Dataset entries on figures:
◆ ◆ ◆ ◆ ◆
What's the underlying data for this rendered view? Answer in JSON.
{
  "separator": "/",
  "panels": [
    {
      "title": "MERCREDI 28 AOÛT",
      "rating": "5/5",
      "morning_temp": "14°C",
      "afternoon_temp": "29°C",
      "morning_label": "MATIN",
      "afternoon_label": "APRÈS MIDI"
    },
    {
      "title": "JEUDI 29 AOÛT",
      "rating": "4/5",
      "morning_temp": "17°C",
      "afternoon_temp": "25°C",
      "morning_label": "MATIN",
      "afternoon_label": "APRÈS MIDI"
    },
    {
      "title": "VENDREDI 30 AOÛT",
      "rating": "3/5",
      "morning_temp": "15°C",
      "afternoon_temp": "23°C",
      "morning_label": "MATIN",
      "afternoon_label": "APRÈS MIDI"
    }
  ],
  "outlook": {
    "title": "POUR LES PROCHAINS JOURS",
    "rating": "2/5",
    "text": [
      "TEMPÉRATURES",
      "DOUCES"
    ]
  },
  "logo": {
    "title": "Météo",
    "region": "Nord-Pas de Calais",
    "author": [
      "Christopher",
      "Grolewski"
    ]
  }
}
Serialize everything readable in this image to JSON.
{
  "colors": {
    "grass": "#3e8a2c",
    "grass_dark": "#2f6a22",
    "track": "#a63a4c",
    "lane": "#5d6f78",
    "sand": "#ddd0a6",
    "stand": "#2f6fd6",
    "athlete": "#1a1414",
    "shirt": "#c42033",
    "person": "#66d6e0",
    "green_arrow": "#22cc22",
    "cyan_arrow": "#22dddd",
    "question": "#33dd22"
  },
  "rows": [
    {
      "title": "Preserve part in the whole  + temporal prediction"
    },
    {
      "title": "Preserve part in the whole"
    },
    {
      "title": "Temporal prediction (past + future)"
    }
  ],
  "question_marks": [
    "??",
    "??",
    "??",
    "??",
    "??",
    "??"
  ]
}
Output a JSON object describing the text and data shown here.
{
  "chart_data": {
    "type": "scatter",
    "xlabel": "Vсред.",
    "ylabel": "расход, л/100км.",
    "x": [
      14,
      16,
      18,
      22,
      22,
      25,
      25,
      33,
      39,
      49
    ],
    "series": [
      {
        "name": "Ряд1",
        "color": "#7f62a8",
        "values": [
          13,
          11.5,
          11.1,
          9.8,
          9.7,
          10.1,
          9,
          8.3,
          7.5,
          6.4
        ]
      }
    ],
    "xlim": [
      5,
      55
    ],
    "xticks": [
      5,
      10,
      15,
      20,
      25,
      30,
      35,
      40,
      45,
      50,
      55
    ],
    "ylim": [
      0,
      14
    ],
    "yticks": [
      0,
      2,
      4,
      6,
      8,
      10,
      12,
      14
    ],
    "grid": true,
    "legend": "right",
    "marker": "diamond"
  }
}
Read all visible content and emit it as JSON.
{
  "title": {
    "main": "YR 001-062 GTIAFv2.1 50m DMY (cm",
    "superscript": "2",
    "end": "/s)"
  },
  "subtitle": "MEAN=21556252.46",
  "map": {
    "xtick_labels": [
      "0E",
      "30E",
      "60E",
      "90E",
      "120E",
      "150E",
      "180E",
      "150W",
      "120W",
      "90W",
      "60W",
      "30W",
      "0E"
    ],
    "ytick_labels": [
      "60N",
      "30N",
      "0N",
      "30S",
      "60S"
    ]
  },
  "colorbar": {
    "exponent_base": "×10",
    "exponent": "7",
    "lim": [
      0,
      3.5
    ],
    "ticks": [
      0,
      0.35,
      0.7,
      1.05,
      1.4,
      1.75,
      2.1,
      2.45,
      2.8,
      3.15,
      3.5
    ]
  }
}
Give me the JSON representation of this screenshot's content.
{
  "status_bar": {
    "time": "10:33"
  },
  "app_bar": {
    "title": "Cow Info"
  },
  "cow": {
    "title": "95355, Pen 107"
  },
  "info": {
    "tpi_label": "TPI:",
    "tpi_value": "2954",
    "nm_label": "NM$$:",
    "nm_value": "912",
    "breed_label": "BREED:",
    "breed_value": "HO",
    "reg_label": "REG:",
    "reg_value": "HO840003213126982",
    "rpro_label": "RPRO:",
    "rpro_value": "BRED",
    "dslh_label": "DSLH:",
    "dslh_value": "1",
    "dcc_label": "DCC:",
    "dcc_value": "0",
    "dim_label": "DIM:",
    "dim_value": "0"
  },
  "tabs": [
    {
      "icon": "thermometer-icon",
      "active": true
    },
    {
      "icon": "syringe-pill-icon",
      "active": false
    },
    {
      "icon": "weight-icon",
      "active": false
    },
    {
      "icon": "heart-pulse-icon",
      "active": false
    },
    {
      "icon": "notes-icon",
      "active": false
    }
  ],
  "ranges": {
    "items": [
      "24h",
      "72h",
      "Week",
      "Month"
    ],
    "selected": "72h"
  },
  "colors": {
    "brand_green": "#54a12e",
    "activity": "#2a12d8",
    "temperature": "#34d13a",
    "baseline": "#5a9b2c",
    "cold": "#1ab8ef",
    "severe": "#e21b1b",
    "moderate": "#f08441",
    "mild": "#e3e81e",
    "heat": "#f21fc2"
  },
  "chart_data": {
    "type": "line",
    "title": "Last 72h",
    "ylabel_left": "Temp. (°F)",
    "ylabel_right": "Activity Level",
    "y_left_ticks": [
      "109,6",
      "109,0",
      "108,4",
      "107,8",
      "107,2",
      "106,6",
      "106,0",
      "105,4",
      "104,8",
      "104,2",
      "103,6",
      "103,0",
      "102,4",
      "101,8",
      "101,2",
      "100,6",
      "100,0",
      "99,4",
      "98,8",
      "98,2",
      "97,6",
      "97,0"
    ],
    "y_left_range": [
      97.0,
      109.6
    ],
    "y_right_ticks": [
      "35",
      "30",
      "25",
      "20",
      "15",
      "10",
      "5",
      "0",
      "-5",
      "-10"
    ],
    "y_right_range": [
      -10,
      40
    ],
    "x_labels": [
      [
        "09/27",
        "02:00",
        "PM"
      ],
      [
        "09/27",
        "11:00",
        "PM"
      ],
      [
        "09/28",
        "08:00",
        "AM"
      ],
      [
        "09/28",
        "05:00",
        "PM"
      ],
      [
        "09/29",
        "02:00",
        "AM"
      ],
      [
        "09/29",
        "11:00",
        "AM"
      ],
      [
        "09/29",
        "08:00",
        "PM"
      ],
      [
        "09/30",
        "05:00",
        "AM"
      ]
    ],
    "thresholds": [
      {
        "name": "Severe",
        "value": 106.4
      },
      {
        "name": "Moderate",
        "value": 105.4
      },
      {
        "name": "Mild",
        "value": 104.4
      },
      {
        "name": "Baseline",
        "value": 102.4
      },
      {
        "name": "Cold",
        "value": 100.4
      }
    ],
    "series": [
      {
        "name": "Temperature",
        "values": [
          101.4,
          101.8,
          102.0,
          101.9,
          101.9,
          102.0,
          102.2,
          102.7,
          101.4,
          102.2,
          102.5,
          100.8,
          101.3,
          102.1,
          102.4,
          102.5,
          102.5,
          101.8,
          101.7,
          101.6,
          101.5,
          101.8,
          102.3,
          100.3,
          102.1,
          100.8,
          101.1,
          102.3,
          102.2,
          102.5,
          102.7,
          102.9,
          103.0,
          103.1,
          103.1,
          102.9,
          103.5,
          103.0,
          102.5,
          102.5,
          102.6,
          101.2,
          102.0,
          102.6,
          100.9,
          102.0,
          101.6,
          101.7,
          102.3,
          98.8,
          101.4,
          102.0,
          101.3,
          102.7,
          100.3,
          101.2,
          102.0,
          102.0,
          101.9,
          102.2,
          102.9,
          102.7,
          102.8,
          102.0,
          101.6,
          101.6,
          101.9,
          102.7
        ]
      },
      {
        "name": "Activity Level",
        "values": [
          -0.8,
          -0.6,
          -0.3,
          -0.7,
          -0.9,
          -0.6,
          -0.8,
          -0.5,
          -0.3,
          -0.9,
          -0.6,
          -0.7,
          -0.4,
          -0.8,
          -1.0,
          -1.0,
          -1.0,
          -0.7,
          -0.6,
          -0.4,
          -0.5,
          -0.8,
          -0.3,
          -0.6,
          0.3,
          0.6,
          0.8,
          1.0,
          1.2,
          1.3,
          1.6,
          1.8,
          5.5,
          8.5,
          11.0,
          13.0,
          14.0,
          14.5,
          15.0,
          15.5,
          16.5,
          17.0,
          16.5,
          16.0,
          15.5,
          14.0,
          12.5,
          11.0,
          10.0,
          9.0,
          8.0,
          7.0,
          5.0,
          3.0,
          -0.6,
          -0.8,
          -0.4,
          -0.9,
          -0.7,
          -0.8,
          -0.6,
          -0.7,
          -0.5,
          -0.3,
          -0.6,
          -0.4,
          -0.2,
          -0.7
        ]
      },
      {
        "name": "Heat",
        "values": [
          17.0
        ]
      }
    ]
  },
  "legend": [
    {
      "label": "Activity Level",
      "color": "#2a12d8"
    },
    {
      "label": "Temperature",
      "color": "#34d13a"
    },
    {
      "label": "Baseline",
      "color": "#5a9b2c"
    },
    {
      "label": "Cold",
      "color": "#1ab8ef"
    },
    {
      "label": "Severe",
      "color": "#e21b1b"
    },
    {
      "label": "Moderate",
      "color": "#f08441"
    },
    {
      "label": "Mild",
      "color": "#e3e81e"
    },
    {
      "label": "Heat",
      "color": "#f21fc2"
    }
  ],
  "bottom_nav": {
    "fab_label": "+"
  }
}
◆ ◆ ◆ ◆ ◆
--- EXERCISE BRIEF ---
List the lines of the material in which the word "JSON" occurs.

--- EXERCISE RESPONSE ---
What's the underlying data for this rendered view? Answer in JSON.
Serialize everything readable in this image to JSON.
Output a JSON object describing the text and data shown here.
Read all visible content and emit it as JSON.
Give me the JSON representation of this screenshot's content.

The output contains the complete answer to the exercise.